| EXERCISE |
Take the listing and print it in full, exactly as given.

───── RECORDS FOR THE EXERCISE

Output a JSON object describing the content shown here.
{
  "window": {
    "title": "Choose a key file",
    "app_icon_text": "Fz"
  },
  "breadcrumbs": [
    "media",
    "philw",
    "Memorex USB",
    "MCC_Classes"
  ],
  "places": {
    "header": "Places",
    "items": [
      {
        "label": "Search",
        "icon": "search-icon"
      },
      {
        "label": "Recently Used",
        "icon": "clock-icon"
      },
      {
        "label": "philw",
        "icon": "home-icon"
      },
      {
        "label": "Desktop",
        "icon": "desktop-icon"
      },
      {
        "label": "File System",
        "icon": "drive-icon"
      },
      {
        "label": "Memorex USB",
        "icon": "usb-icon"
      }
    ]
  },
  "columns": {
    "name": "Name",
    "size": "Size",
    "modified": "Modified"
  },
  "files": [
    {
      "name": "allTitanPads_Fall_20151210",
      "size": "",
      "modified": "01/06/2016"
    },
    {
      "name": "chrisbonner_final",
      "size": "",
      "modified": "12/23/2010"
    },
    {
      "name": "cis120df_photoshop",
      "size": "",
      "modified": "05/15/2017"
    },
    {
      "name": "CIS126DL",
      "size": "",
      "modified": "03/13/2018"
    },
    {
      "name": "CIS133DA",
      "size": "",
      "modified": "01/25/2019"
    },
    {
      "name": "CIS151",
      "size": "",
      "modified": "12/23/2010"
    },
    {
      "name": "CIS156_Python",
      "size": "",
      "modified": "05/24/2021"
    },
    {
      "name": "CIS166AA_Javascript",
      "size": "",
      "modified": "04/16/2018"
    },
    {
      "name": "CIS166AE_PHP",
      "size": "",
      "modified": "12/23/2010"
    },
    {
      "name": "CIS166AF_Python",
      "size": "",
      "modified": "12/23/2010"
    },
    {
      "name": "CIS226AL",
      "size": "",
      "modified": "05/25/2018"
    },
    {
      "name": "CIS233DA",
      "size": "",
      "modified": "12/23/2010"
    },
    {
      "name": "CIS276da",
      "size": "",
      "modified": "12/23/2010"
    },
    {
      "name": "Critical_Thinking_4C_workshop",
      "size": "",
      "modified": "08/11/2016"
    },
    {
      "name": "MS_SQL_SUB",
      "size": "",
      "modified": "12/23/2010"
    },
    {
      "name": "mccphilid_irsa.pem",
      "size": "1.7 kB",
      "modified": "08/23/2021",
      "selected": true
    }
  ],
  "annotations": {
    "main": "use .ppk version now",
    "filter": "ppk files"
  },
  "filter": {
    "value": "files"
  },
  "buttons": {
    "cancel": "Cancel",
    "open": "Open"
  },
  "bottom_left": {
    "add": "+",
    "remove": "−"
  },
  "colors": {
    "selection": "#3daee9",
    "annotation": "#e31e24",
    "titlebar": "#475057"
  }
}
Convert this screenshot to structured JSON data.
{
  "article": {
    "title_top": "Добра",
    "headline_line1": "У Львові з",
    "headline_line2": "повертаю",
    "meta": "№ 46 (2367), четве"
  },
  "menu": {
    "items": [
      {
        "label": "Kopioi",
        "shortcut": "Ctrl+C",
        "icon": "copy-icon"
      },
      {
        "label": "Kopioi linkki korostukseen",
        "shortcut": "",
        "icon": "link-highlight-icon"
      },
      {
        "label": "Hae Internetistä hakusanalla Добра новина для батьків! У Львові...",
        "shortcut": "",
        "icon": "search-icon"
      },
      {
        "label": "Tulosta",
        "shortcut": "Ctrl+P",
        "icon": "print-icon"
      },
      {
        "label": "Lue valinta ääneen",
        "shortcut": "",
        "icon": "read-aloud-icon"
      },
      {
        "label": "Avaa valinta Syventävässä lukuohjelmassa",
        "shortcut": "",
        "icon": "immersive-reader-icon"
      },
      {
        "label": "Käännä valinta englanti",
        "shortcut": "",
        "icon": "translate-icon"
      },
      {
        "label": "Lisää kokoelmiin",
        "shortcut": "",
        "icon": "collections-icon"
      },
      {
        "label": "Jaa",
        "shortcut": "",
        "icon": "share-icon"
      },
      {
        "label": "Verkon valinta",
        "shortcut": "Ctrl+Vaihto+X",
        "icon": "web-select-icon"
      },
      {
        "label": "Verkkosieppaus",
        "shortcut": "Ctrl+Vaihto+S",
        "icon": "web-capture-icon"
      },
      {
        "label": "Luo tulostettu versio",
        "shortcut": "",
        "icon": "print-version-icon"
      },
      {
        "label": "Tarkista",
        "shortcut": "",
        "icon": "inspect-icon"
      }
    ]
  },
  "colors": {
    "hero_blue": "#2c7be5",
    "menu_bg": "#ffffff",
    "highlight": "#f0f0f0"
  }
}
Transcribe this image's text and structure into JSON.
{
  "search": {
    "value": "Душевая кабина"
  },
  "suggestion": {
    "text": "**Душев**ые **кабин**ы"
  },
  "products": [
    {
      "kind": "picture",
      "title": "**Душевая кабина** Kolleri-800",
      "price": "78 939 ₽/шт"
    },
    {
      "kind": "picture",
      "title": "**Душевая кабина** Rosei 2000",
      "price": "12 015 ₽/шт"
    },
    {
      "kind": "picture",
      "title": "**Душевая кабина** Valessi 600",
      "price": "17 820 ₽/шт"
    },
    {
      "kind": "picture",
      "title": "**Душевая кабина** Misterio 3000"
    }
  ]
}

──────────

| RESULT FOR THIS TASK |
Output a JSON object describing the content shown here.
{
  "window": {
    "title": "Choose a key file",
    "app_icon_text": "Fz"
  },
  "breadcrumbs": [
    "media",
    "philw",
    "Memorex USB",
    "MCC_Classes"
  ],
  "places": {
    "header": "Places",
    "items": [
      {
        "label": "Search",
        "icon": "search-icon"
      },
      {
        "label": "Recently Used",
        "icon": "clock-icon"
      },
      {
        "label": "philw",
        "icon": "home-icon"
      },
      {
        "label": "Desktop",
        "icon": "desktop-icon"
      },
      {
        "label": "File System",
        "icon": "drive-icon"
      },
      {
        "label": "Memorex USB",
        "icon": "usb-icon"
      }
    ]
  },
  "columns": {
    "name": "Name",
    "size": "Size",
    "modified": "Modified"
  },
  "files": [
    {
      "name": "allTitanPads_Fall_20151210",
      "size": "",
      "modified": "01/06/2016"
    },
    {
      "name": "chrisbonner_final",
      "size": "",
      "modified": "12/23/2010"
    },
    {
      "name": "cis120df_photoshop",
      "size": "",
      "modified": "05/15/2017"
    },
    {
      "name": "CIS126DL",
      "size": "",
      "modified": "03/13/2018"
    },
    {
      "name": "CIS133DA",
      "size": "",
      "modified": "01/25/2019"
    },
    {
      "name": "CIS151",
      "size": "",
      "modified": "12/23/2010"
    },
    {
      "name": "CIS156_Python",
      "size": "",
      "modified": "05/24/2021"
    },
    {
      "name": "CIS166AA_Javascript",
      "size": "",
      "modified": "04/16/2018"
    },
    {
      "name": "CIS166AE_PHP",
      "size": "",
      "modified": "12/23/2010"
    },
    {
      "name": "CIS166AF_Python",
      "size": "",
      "modified": "12/23/2010"
    },
    {
      "name": "CIS226AL",
      "size": "",
      "modified": "05/25/2018"
    },
    {
      "name": "CIS233DA",
      "size": "",
      "modified": "12/23/2010"
    },
    {
      "name": "CIS276da",
      "size": "",
      "modified": "12/23/2010"
    },
    {
      "name": "Critical_Thinking_4C_workshop",
      "size": "",
      "modified": "08/11/2016"
    },
    {
      "name": "MS_SQL_SUB",
      "size": "",
      "modified": "12/23/2010"
    },
    {
      "name": "mccphilid_irsa.pem",
      "size": "1.7 kB",
      "modified": "08/23/2021",
      "selected": true
    }
  ],
  "annotations": {
    "main": "use .ppk version now",
    "filter": "ppk files"
  },
  "filter": {
    "value": "files"
  },
  "buttons": {
    "cancel": "Cancel",
    "open": "Open"
  },
  "bottom_left": {
    "add": "+",
    "remove": "−"
  },
  "colors": {
    "selection": "#3daee9",
    "annotation": "#e31e24",
    "titlebar": "#475057"
  }
}
Convert this screenshot to structured JSON data.
{
  "article": {
    "title_top": "Добра",
    "headline_line1": "У Львові з",
    "headline_line2": "повертаю",
    "meta": "№ 46 (2367), четве"
  },
  "menu": {
    "items": [
      {
        "label": "Kopioi",
        "shortcut": "Ctrl+C",
        "icon": "copy-icon"
      },
      {
        "label": "Kopioi linkki korostukseen",
        "shortcut": "",
        "icon": "link-highlight-icon"
      },
      {
        "label": "Hae Internetistä hakusanalla Добра новина для батьків! У Львові...",
        "shortcut": "",
        "icon": "search-icon"
      },
      {
        "label": "Tulosta",
        "shortcut": "Ctrl+P",
        "icon": "print-icon"
      },
      {
        "label": "Lue valinta ääneen",
        "shortcut": "",
        "icon": "read-aloud-icon"
      },
      {
        "label": "Avaa valinta Syventävässä lukuohjelmassa",
        "shortcut": "",
        "icon": "immersive-reader-icon"
      },
      {
        "label": "Käännä valinta englanti",
        "shortcut": "",
        "icon": "translate-icon"
      },
      {
        "label": "Lisää kokoelmiin",
        "shortcut": "",
        "icon": "collections-icon"
      },
      {
        "label": "Jaa",
        "shortcut": "",
        "icon": "share-icon"
      },
      {
        "label": "Verkon valinta",
        "shortcut": "Ctrl+Vaihto+X",
        "icon": "web-select-icon"
      },
      {
        "label": "Verkkosieppaus",
        "shortcut": "Ctrl+Vaihto+S",
        "icon": "web-capture-icon"
      },
      {
        "label": "Luo tulostettu versio",
        "shortcut": "",
        "icon": "print-version-icon"
      },
      {
        "label": "Tarkista",
        "shortcut": "",
        "icon": "inspect-icon"
      }
    ]
  },
  "colors": {
    "hero_blue": "#2c7be5",
    "menu_bg": "#ffffff",
    "highlight": "#f0f0f0"
  }
}
Transcribe this image's text and structure into JSON.
{
  "search": {
    "value": "Душевая кабина"
  },
  "suggestion": {
    "text": "**Душев**ые **кабин**ы"
  },
  "products": [
    {
      "kind": "picture",
      "title": "**Душевая кабина** Kolleri-800",
      "price": "78 939 ₽/шт"
    },
    {
      "kind": "picture",
      "title": "**Душевая кабина** Rosei 2000",
      "price": "12 015 ₽/шт"
    },
    {
      "kind": "picture",
      "title": "**Душевая кабина** Valessi 600",
      "price": "17 820 ₽/шт"
    },
    {
      "kind": "picture",
      "title": "**Душевая кабина** Misterio 3000"
    }
  ]
}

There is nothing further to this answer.